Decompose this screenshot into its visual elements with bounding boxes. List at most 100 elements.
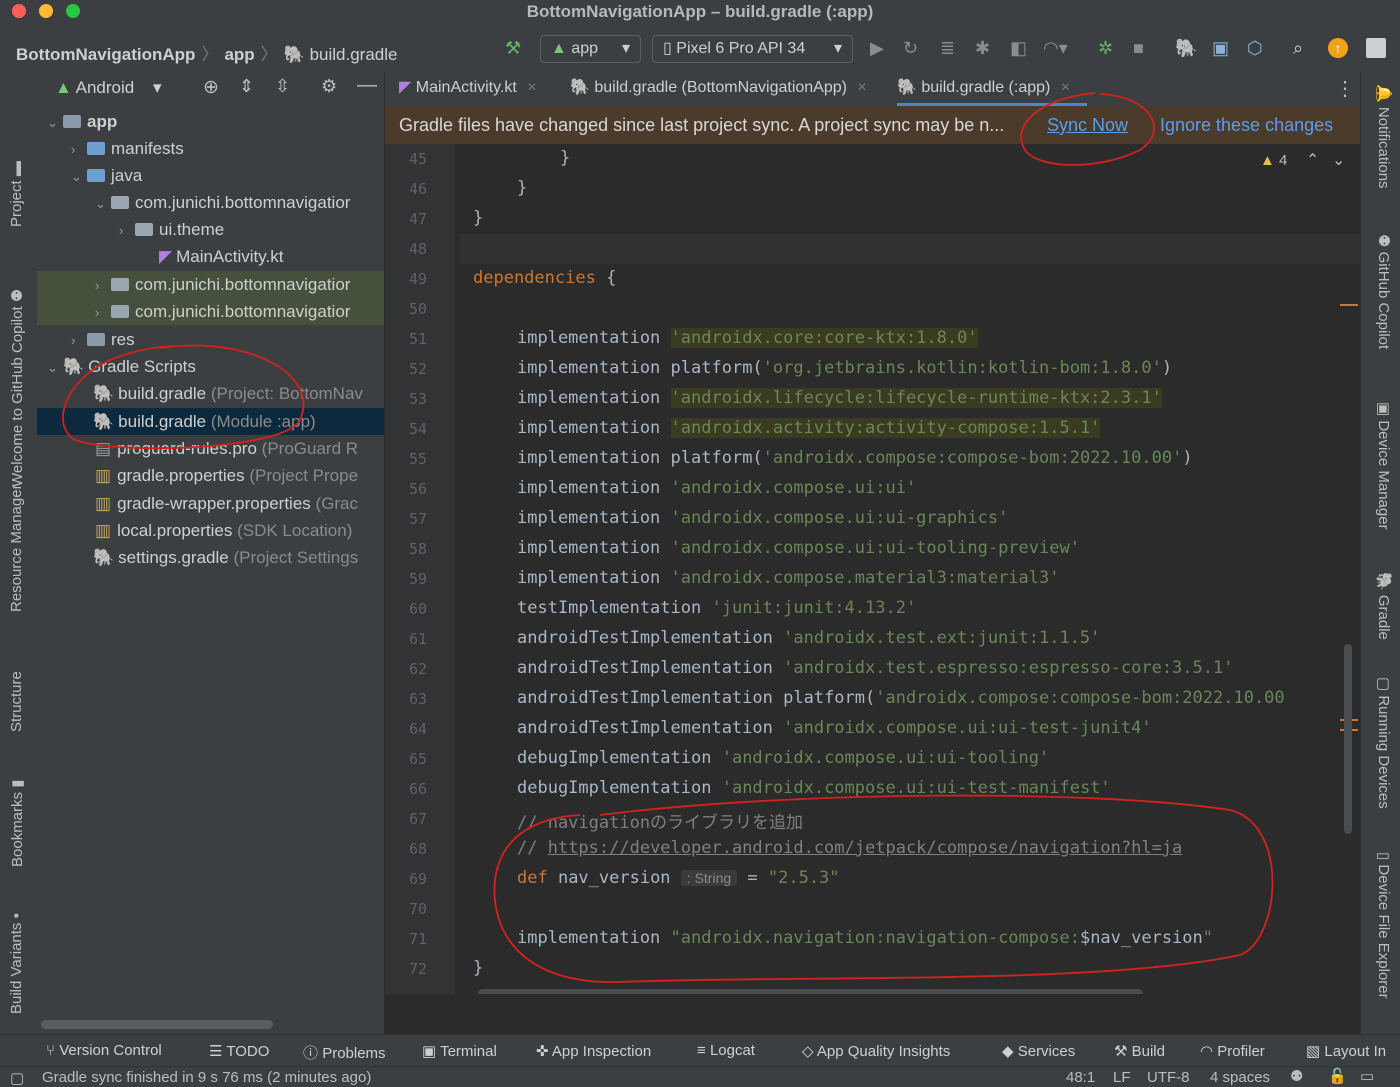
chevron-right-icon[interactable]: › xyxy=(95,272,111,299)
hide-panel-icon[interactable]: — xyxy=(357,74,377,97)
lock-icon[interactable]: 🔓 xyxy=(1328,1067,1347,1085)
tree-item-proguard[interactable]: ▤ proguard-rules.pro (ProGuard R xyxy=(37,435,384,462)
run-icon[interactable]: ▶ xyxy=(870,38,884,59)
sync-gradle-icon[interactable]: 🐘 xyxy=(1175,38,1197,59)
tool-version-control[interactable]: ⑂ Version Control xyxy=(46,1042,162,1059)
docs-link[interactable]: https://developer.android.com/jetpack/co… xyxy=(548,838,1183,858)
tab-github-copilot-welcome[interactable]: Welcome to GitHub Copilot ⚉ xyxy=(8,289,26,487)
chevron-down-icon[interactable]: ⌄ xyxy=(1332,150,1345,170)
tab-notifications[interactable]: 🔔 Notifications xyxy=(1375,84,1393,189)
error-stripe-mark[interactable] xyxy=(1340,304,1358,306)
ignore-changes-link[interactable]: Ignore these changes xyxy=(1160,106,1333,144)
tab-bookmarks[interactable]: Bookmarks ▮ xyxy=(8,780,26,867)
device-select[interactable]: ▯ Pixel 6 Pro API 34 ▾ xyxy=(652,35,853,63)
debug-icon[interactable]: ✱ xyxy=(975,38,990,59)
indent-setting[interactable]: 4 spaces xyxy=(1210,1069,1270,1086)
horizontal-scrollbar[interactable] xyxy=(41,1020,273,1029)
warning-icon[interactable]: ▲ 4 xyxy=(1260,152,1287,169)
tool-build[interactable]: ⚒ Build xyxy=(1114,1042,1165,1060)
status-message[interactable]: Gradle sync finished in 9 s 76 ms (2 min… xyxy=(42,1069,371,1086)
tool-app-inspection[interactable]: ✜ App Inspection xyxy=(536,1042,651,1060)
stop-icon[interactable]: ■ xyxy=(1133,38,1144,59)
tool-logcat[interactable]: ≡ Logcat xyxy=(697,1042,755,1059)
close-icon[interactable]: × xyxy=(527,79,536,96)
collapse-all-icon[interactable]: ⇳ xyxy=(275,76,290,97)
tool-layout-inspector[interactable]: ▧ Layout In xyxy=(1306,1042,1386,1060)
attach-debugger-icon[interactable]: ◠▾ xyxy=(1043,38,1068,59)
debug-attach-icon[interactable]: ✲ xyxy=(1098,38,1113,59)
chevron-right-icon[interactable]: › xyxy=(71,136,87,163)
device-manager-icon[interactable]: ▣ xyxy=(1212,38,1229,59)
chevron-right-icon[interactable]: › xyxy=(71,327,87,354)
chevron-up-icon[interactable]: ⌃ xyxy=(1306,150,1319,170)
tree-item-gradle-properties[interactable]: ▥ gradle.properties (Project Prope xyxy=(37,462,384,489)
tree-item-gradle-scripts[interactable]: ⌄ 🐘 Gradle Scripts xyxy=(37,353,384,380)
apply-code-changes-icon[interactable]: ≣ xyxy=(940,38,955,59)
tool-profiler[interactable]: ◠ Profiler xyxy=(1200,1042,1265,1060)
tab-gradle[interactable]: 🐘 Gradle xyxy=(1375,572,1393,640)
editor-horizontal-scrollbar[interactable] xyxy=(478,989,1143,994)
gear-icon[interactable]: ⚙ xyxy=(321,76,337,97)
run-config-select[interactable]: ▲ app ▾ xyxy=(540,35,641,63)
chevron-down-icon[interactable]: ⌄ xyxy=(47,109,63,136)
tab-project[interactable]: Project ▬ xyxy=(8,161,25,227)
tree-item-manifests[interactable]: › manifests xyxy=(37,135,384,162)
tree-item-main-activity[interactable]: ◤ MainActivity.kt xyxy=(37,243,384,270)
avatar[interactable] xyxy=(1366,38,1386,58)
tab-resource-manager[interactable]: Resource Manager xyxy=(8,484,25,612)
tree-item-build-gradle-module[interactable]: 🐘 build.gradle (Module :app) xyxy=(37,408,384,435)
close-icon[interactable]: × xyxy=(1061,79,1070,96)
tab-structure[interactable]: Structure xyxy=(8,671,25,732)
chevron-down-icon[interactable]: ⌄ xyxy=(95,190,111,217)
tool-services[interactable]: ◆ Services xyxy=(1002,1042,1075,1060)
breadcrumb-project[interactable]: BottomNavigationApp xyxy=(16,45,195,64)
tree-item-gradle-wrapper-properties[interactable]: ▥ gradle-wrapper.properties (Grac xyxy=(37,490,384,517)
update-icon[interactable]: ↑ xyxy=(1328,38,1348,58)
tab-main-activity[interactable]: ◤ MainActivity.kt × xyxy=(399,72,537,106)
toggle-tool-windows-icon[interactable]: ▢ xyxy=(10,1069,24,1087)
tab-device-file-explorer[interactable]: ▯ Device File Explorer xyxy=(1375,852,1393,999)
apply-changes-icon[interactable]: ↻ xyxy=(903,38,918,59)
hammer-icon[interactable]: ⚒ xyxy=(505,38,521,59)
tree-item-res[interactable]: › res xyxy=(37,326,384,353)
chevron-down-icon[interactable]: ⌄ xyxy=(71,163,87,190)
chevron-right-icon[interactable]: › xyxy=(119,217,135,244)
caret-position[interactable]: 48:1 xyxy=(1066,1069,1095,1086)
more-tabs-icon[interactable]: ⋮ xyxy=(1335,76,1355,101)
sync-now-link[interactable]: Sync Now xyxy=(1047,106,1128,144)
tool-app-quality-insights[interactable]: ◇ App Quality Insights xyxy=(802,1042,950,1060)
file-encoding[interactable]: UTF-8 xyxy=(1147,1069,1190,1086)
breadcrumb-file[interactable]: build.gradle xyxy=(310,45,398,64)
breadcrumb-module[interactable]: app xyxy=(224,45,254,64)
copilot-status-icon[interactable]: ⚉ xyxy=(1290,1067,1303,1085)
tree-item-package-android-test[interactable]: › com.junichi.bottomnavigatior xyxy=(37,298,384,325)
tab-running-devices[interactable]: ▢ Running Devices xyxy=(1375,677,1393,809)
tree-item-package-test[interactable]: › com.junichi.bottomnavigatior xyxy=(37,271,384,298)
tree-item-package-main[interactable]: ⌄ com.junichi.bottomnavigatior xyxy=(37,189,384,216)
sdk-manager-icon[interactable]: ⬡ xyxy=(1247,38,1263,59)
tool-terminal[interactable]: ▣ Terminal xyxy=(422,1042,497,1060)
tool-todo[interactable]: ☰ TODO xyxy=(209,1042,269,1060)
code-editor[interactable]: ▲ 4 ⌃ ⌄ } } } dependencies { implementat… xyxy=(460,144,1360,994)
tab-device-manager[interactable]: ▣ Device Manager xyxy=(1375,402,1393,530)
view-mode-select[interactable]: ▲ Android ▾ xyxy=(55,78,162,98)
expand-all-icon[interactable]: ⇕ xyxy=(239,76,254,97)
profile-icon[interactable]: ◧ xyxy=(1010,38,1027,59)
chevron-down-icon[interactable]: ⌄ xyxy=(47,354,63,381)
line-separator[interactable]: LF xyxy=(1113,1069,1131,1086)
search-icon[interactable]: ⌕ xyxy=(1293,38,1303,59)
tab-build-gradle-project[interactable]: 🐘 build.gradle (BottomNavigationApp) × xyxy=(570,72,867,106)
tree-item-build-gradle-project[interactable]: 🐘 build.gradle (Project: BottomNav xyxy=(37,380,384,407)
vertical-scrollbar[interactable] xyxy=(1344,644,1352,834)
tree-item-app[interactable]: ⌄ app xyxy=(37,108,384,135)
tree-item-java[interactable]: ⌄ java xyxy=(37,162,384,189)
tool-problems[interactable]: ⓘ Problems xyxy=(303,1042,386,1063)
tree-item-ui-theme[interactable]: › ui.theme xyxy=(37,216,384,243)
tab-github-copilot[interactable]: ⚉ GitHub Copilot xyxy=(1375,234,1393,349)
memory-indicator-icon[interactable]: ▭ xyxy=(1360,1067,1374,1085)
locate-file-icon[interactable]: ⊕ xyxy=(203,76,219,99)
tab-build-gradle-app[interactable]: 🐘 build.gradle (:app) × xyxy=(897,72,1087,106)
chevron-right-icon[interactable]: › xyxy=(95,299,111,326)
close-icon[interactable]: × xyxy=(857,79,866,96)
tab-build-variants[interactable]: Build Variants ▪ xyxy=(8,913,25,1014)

======

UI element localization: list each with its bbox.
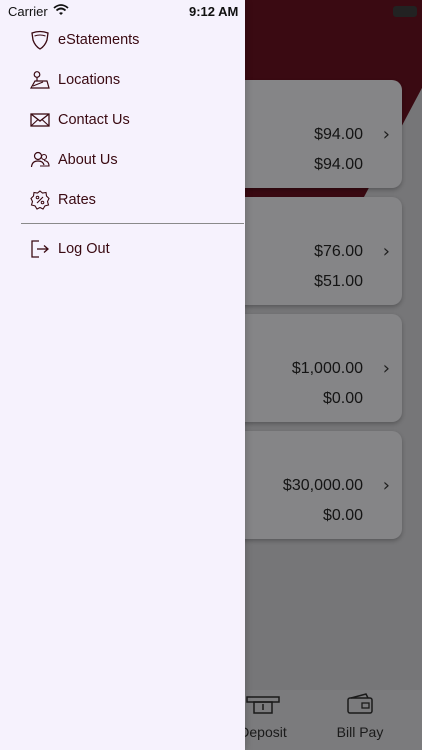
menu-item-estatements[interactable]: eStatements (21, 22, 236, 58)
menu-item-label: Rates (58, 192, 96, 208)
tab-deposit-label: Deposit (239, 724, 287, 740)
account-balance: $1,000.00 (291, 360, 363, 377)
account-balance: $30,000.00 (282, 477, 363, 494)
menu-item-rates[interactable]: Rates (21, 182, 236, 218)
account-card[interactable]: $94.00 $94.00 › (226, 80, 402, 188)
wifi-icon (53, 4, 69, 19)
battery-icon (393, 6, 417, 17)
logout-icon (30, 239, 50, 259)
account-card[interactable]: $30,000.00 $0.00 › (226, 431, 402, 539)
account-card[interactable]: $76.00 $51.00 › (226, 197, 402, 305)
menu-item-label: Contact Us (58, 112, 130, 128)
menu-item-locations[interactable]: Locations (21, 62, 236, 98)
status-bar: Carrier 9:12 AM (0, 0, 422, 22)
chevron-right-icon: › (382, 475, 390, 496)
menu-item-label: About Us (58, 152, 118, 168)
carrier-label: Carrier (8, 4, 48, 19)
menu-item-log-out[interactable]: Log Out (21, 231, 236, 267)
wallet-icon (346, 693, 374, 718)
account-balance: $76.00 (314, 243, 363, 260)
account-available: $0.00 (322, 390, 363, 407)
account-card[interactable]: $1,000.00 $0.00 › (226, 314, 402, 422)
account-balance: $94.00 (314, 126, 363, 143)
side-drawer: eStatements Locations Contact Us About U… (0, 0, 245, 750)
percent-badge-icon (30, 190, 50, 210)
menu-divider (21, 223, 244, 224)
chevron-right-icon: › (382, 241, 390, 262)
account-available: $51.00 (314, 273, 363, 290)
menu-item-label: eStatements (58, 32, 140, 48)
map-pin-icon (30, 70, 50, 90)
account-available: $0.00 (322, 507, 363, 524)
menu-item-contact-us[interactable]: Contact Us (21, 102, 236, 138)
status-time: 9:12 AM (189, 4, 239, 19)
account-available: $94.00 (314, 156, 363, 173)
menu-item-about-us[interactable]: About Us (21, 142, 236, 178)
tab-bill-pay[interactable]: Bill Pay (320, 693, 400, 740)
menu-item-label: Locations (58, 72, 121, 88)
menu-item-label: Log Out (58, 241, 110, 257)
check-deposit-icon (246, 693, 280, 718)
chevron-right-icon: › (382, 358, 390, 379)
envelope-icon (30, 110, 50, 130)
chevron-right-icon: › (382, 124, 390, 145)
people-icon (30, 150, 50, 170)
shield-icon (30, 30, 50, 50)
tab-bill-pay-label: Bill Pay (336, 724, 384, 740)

======

— Set problem —
Reproduce the items from the line with "chevron-right-icon[interactable]: › xyxy=(95,272,111,299)" to the line with "tab-github-copilot-welcome[interactable]: Welcome to", substituting "Git" for "Version Control" and leaving the rest unchanged.

— The answer —
chevron-right-icon[interactable]: › xyxy=(95,272,111,299)
hide-panel-icon[interactable]: — xyxy=(357,74,377,97)
lock-icon[interactable]: 🔓 xyxy=(1328,1067,1347,1085)
tree-item-proguard[interactable]: ▤ proguard-rules.pro (ProGuard R xyxy=(37,435,384,462)
run-icon[interactable]: ▶ xyxy=(870,38,884,59)
sync-gradle-icon[interactable]: 🐘 xyxy=(1175,38,1197,59)
tool-version-control[interactable]: ⑂ Git xyxy=(46,1042,162,1059)
docs-link[interactable]: https://developer.android.com/jetpack/co… xyxy=(548,838,1183,858)
tab-github-copilot-welcome[interactable]: Welcome to GitHub Copilot ⚉ xyxy=(8,289,26,487)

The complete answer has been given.